__Exercise description__
Give the listing below as a Markdown table with two columns, No. for the row number and Text for the line, leaving out any blank lines.

__Rows__

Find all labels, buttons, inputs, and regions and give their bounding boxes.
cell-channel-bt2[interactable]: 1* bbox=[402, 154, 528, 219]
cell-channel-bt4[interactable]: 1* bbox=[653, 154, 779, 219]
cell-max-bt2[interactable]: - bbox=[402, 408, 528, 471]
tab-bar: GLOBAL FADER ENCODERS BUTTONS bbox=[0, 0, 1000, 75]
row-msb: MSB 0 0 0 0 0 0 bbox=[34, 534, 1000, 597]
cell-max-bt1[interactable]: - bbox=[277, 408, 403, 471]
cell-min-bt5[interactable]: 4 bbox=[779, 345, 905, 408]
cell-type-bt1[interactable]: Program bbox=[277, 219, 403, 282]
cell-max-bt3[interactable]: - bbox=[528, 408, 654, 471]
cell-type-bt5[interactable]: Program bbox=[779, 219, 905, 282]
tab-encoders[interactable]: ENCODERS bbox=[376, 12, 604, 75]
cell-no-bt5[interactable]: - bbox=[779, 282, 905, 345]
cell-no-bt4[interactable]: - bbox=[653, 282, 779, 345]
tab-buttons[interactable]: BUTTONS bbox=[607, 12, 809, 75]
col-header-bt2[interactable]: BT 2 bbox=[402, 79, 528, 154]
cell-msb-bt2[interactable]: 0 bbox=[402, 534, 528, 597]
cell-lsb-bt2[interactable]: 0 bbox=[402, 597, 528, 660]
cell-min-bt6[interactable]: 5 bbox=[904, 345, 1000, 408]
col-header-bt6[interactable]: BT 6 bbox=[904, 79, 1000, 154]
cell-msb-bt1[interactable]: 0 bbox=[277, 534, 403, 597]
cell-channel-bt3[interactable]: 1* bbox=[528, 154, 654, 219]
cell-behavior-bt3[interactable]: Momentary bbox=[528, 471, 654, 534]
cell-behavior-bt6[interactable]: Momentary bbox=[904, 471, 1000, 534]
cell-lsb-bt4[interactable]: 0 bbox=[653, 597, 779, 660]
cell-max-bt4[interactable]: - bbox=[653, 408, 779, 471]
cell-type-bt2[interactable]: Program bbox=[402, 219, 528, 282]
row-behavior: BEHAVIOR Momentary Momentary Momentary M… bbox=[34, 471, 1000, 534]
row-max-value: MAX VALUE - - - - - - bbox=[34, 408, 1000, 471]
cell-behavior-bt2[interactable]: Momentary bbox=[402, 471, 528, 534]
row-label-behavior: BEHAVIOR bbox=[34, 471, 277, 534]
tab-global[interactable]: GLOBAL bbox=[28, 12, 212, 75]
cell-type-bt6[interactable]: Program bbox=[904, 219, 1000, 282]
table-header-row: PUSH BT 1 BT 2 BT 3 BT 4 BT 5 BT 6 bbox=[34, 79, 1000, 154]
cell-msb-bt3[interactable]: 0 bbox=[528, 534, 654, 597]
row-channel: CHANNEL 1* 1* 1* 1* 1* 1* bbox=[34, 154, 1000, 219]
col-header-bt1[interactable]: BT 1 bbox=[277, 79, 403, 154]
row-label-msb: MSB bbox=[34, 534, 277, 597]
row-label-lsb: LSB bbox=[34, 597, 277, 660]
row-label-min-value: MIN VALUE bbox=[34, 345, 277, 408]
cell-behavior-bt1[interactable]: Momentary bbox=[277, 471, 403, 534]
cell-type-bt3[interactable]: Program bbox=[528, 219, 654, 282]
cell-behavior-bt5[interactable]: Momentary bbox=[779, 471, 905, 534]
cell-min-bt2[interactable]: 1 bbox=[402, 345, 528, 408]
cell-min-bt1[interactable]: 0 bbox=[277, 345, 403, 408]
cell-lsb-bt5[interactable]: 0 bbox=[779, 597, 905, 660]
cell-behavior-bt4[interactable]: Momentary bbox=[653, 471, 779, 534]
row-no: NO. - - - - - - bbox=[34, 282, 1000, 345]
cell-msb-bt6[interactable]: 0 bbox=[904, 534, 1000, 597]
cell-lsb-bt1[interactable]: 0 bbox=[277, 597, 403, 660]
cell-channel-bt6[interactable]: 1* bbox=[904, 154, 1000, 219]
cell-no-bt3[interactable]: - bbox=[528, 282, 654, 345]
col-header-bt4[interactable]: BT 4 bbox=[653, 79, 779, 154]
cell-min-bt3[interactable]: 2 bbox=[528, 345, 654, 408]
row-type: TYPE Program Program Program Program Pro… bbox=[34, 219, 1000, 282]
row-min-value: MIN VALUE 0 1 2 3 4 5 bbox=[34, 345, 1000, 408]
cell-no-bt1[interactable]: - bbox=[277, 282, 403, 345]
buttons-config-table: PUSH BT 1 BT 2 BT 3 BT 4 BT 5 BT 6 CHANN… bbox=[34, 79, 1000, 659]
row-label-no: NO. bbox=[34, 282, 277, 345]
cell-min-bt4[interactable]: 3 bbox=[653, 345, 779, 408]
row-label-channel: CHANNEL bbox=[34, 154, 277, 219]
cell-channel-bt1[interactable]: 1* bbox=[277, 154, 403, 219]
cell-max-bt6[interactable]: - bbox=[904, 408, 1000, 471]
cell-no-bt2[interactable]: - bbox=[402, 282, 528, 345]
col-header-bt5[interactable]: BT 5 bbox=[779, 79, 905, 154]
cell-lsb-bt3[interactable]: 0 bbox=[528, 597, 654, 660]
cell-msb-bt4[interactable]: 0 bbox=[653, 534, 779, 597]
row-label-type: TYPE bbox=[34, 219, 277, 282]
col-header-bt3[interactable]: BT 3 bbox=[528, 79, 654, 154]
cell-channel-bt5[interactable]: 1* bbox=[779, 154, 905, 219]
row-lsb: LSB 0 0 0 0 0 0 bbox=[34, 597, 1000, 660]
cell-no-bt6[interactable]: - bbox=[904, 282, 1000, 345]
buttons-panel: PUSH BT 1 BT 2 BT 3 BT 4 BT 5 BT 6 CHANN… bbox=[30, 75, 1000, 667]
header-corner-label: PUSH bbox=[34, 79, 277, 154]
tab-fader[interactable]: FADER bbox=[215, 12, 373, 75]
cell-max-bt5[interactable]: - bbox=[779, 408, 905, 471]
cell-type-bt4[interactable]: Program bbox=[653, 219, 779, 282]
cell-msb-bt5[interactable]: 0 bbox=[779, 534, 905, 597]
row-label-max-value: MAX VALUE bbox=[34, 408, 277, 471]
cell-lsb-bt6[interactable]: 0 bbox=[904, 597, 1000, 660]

__Answer to the task__
| No. | Text |
|---|---|
| 1 | Find all labels, buttons, inputs, and regions and give their bounding boxes. |
| 2 | cell-channel-bt2[interactable]: 1* bbox=[402, 154, 528, 219] |
| 3 | cell-channel-bt4[interactable]: 1* bbox=[653, 154, 779, 219] |
| 4 | cell-max-bt2[interactable]: - bbox=[402, 408, 528, 471] |
| 5 | tab-bar: GLOBAL FADER ENCODERS BUTTONS bbox=[0, 0, 1000, 75] |
| 6 | row-msb: MSB 0 0 0 0 0 0 bbox=[34, 534, 1000, 597] |
| 7 | cell-max-bt1[interactable]: - bbox=[277, 408, 403, 471] |
| 8 | cell-min-bt5[interactable]: 4 bbox=[779, 345, 905, 408] |
| 9 | cell-type-bt1[interactable]: Program bbox=[277, 219, 403, 282] |
| 10 | cell-max-bt3[interactable]: - bbox=[528, 408, 654, 471] |
| 11 | cell-type-bt5[interactable]: Program bbox=[779, 219, 905, 282] |
| 12 | tab-encoders[interactable]: ENCODERS bbox=[376, 12, 604, 75] |
| 13 | cell-no-bt5[interactable]: - bbox=[779, 282, 905, 345] |
| 14 | cell-no-bt4[interactable]: - bbox=[653, 282, 779, 345] |
| 15 | tab-buttons[interactable]: BUTTONS bbox=[607, 12, 809, 75] |
| 16 | col-header-bt2[interactable]: BT 2 bbox=[402, 79, 528, 154] |
| 17 | cell-msb-bt2[interactable]: 0 bbox=[402, 534, 528, 597] |
| 18 | cell-lsb-bt2[interactable]: 0 bbox=[402, 597, 528, 660] |
| 19 | cell-min-bt6[interactable]: 5 bbox=[904, 345, 1000, 408] |
| 20 | col-header-bt6[interactable]: BT 6 bbox=[904, 79, 1000, 154] |
| 21 | cell-msb-bt1[interactable]: 0 bbox=[277, 534, 403, 597] |
| 22 | cell-channel-bt3[interactable]: 1* bbox=[528, 154, 654, 219] |
| 23 | cell-behavior-bt3[interactable]: Momentary bbox=[528, 471, 654, 534] |
| 24 | cell-behavior-bt6[interactable]: Momentary bbox=[904, 471, 1000, 534] |
| 25 | cell-lsb-bt4[interactable]: 0 bbox=[653, 597, 779, 660] |
| 26 | cell-max-bt4[interactable]: - bbox=[653, 408, 779, 471] |
| 27 | cell-type-bt2[interactable]: Program bbox=[402, 219, 528, 282] |
| 28 | row-behavior: BEHAVIOR Momentary Momentary Momentary M… bbox=[34, 471, 1000, 534] |
| 29 | row-max-value: MAX VALUE - - - - - - bbox=[34, 408, 1000, 471] |
| 30 | cell-behavior-bt2[interactable]: Momentary bbox=[402, 471, 528, 534] |
| 31 | row-label-behavior: BEHAVIOR bbox=[34, 471, 277, 534] |
| 32 | tab-global[interactable]: GLOBAL bbox=[28, 12, 212, 75] |
| 33 | cell-type-bt6[interactable]: Program bbox=[904, 219, 1000, 282] |
| 34 | table-header-row: PUSH BT 1 BT 2 BT 3 BT 4 BT 5 BT 6 bbox=[34, 79, 1000, 154] |
| 35 | cell-msb-bt3[interactable]: 0 bbox=[528, 534, 654, 597] |
| 36 | row-channel: CHANNEL 1* 1* 1* 1* 1* 1* bbox=[34, 154, 1000, 219] |
| 37 | col-header-bt1[interactable]: BT 1 bbox=[277, 79, 403, 154] |
| 38 | row-label-msb: MSB bbox=[34, 534, 277, 597] |
| 39 | row-label-lsb: LSB bbox=[34, 597, 277, 660] |
| 40 | row-label-min-value: MIN VALUE bbox=[34, 345, 277, 408] |
| 41 | cell-behavior-bt1[interactable]: Momentary bbox=[277, 471, 403, 534] |
| 42 | cell-type-bt3[interactable]: Program bbox=[528, 219, 654, 282] |
| 43 | cell-behavior-bt5[interactable]: Momentary bbox=[779, 471, 905, 534] |
| 44 | cell-min-bt2[interactable]: 1 bbox=[402, 345, 528, 408] |
| 45 | cell-min-bt1[interactable]: 0 bbox=[277, 345, 403, 408] |
| 46 | cell-lsb-bt5[interactable]: 0 bbox=[779, 597, 905, 660] |
| 47 | cell-behavior-bt4[interactable]: Momentary bbox=[653, 471, 779, 534] |
| 48 | row-no: NO. - - - - - - bbox=[34, 282, 1000, 345] |
| 49 | cell-msb-bt6[interactable]: 0 bbox=[904, 534, 1000, 597] |
| 50 | cell-lsb-bt1[interactable]: 0 bbox=[277, 597, 403, 660] |
| 51 | cell-channel-bt6[interactable]: 1* bbox=[904, 154, 1000, 219] |
| 52 | cell-no-bt3[interactable]: - bbox=[528, 282, 654, 345] |
| 53 | col-header-bt4[interactable]: BT 4 bbox=[653, 79, 779, 154] |
| 54 | cell-min-bt3[interactable]: 2 bbox=[528, 345, 654, 408] |
| 55 | row-type: TYPE Program Program Program Program Pro… bbox=[34, 219, 1000, 282] |
| 56 | row-min-value: MIN VALUE 0 1 2 3 4 5 bbox=[34, 345, 1000, 408] |
| 57 | cell-no-bt1[interactable]: - bbox=[277, 282, 403, 345] |
| 58 | buttons-config-table: PUSH BT 1 BT 2 BT 3 BT 4 BT 5 BT 6 CHANN… bbox=[34, 79, 1000, 659] |
| 59 | row-label-no: NO. bbox=[34, 282, 277, 345] |
| 60 | cell-min-bt4[interactable]: 3 bbox=[653, 345, 779, 408] |
| 61 | row-label-channel: CHANNEL bbox=[34, 154, 277, 219] |
| 62 | cell-channel-bt1[interactable]: 1* bbox=[277, 154, 403, 219] |
| 63 | cell-max-bt6[interactable]: - bbox=[904, 408, 1000, 471] |
| 64 | cell-no-bt2[interactable]: - bbox=[402, 282, 528, 345] |
| 65 | col-header-bt5[interactable]: BT 5 bbox=[779, 79, 905, 154] |
| 66 | cell-lsb-bt3[interactable]: 0 bbox=[528, 597, 654, 660] |
| 67 | cell-msb-bt4[interactable]: 0 bbox=[653, 534, 779, 597] |
| 68 | row-label-type: TYPE bbox=[34, 219, 277, 282] |
| 69 | col-header-bt3[interactable]: BT 3 bbox=[528, 79, 654, 154] |
| 70 | cell-channel-bt5[interactable]: 1* bbox=[779, 154, 905, 219] |
| 71 | row-lsb: LSB 0 0 0 0 0 0 bbox=[34, 597, 1000, 660] |
| 72 | cell-no-bt6[interactable]: - bbox=[904, 282, 1000, 345] |
| 73 | buttons-panel: PUSH BT 1 BT 2 BT 3 BT 4 BT 5 BT 6 CHANN… bbox=[30, 75, 1000, 667] |
| 74 | header-corner-label: PUSH bbox=[34, 79, 277, 154] |
| 75 | tab-fader[interactable]: FADER bbox=[215, 12, 373, 75] |
| 76 | cell-max-bt5[interactable]: - bbox=[779, 408, 905, 471] |
| 77 | cell-type-bt4[interactable]: Program bbox=[653, 219, 779, 282] |
| 78 | cell-msb-bt5[interactable]: 0 bbox=[779, 534, 905, 597] |
| 79 | row-label-max-value: MAX VALUE bbox=[34, 408, 277, 471] |
| 80 | cell-lsb-bt6[interactable]: 0 bbox=[904, 597, 1000, 660] |